[Figure contents as structured data]
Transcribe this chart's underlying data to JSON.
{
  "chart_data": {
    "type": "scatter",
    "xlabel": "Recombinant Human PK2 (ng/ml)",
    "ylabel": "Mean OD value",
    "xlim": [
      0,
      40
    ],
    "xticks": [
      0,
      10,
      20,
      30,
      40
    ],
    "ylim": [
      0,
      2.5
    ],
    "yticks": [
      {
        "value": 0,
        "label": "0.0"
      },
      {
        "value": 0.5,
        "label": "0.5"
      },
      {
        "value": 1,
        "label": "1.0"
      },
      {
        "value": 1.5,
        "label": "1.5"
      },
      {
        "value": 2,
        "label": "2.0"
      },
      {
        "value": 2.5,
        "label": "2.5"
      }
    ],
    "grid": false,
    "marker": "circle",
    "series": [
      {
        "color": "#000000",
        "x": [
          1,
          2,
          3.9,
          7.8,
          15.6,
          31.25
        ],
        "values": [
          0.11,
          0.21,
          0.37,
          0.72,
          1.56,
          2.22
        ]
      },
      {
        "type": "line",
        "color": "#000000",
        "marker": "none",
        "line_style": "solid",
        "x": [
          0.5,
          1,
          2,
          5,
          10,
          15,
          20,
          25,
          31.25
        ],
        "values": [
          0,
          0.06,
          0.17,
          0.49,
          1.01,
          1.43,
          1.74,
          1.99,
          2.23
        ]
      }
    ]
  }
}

▸ Written request:
Your task is to output all of the data above word for word.

▸ Written solution:
Transcribe this chart's underlying data to JSON.
{
  "chart_data": {
    "type": "scatter",
    "xlabel": "Recombinant Human PK2 (ng/ml)",
    "ylabel": "Mean OD value",
    "xlim": [
      0,
      40
    ],
    "xticks": [
      0,
      10,
      20,
      30,
      40
    ],
    "ylim": [
      0,
      2.5
    ],
    "yticks": [
      {
        "value": 0,
        "label": "0.0"
      },
      {
        "value": 0.5,
        "label": "0.5"
      },
      {
        "value": 1,
        "label": "1.0"
      },
      {
        "value": 1.5,
        "label": "1.5"
      },
      {
        "value": 2,
        "label": "2.0"
      },
      {
        "value": 2.5,
        "label": "2.5"
      }
    ],
    "grid": false,
    "marker": "circle",
    "series": [
      {
        "color": "#000000",
        "x": [
          1,
          2,
          3.9,
          7.8,
          15.6,
          31.25
        ],
        "values": [
          0.11,
          0.21,
          0.37,
          0.72,
          1.56,
          2.22
        ]
      },
      {
        "type": "line",
        "color": "#000000",
        "marker": "none",
        "line_style": "solid",
        "x": [
          0.5,
          1,
          2,
          5,
          10,
          15,
          20,
          25,
          31.25
        ],
        "values": [
          0,
          0.06,
          0.17,
          0.49,
          1.01,
          1.43,
          1.74,
          1.99,
          2.23
        ]
      }
    ]
  }
}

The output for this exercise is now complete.